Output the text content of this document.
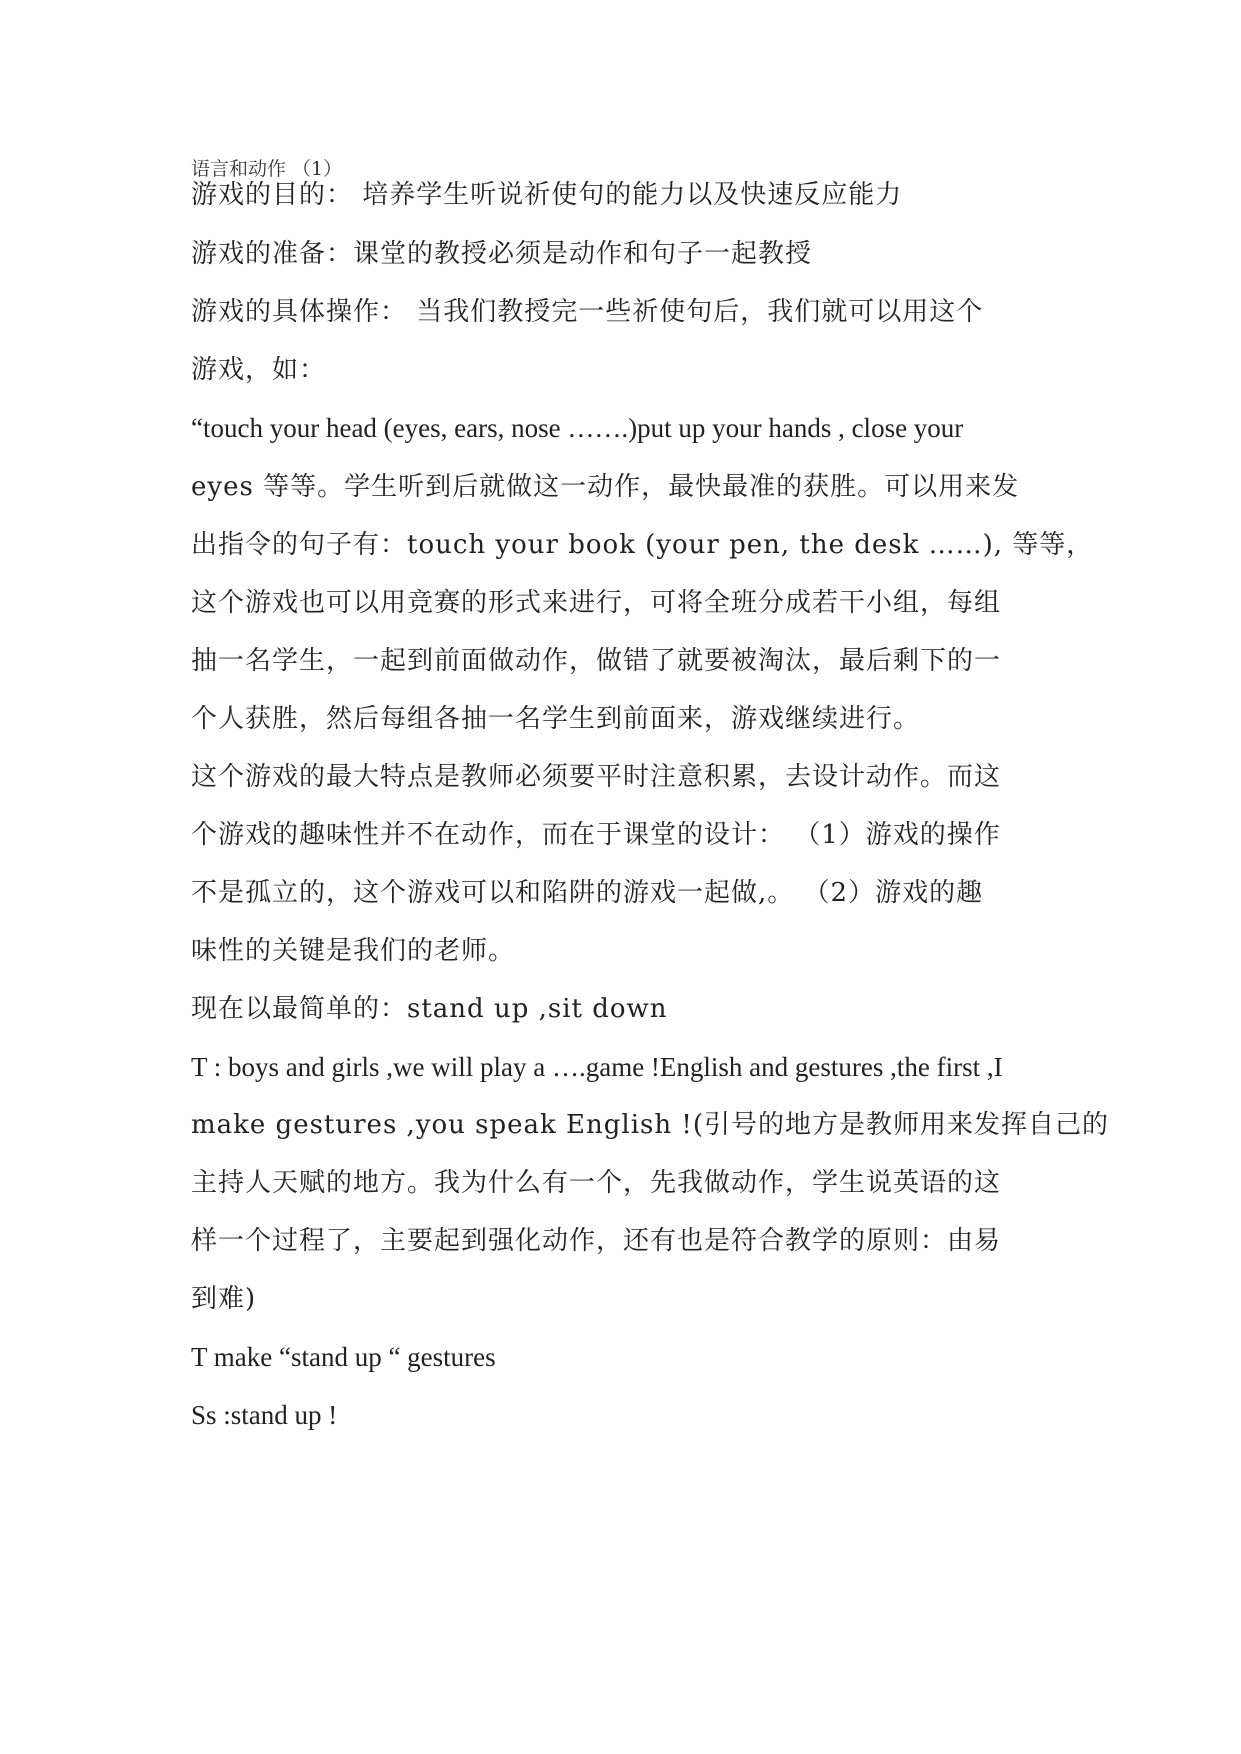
语言和动作 （1）
游戏的目的： 培养学生听说祈使句的能力以及快速反应能力
游戏的准备：课堂的教授必须是动作和句子一起教授
游戏的具体操作： 当我们教授完一些祈使句后，我们就可以用这个
游戏，如：
“touch your head (eyes, ears, nose …….)put up your hands , close your
eyes 等等。学生听到后就做这一动作，最快最准的获胜。可以用来发
出指令的句子有：touch your book (your pen, the desk ……), 等等，
这个游戏也可以用竞赛的形式来进行，可将全班分成若干小组，每组
抽一名学生，一起到前面做动作，做错了就要被淘汰，最后剩下的一
个人获胜，然后每组各抽一名学生到前面来，游戏继续进行。
这个游戏的最大特点是教师必须要平时注意积累，去设计动作。而这
个游戏的趣味性并不在动作，而在于课堂的设计： （1）游戏的操作
不是孤立的，这个游戏可以和陷阱的游戏一起做,。 （2）游戏的趣
味性的关键是我们的老师。
现在以最简单的：stand up ,sit down
T : boys and girls ,we will play a ….game !English and gestures ,the first ,I
make gestures ,you speak English !(引号的地方是教师用来发挥自己的
主持人天赋的地方。我为什么有一个，先我做动作，学生说英语的这
样一个过程了，主要起到强化动作，还有也是符合教学的原则：由易
到难)
T make “stand up “ gestures
Ss :stand up !
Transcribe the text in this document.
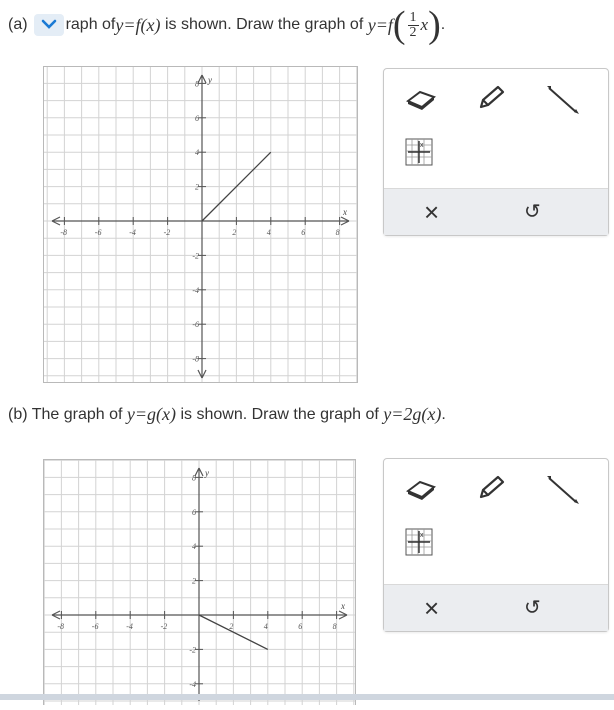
(a) raph of y=f (x) is shown. Draw the graph of y=f ( $\frac{1}{2}$ x ) .
x
y
-8	-6	-4	-2	2	4	6	8
8
6
4
2
-2
-4
-6
-8
x
×	↺
(b) The graph of y=g(x) is shown. Draw the graph of y=2g(x) .
x
y
-8	-6	-4	-2	2	4	6	8
8
6
4
2
-2
-4
x
×	↺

·····

Instructions to follow
Show every line that contains the word "eyes".

Answer to the task
“touch your head (eyes, ears, nose …….)put up your hands , close your
eyes 等等。学生听到后就做这一动作，最快最准的获胜。可以用来发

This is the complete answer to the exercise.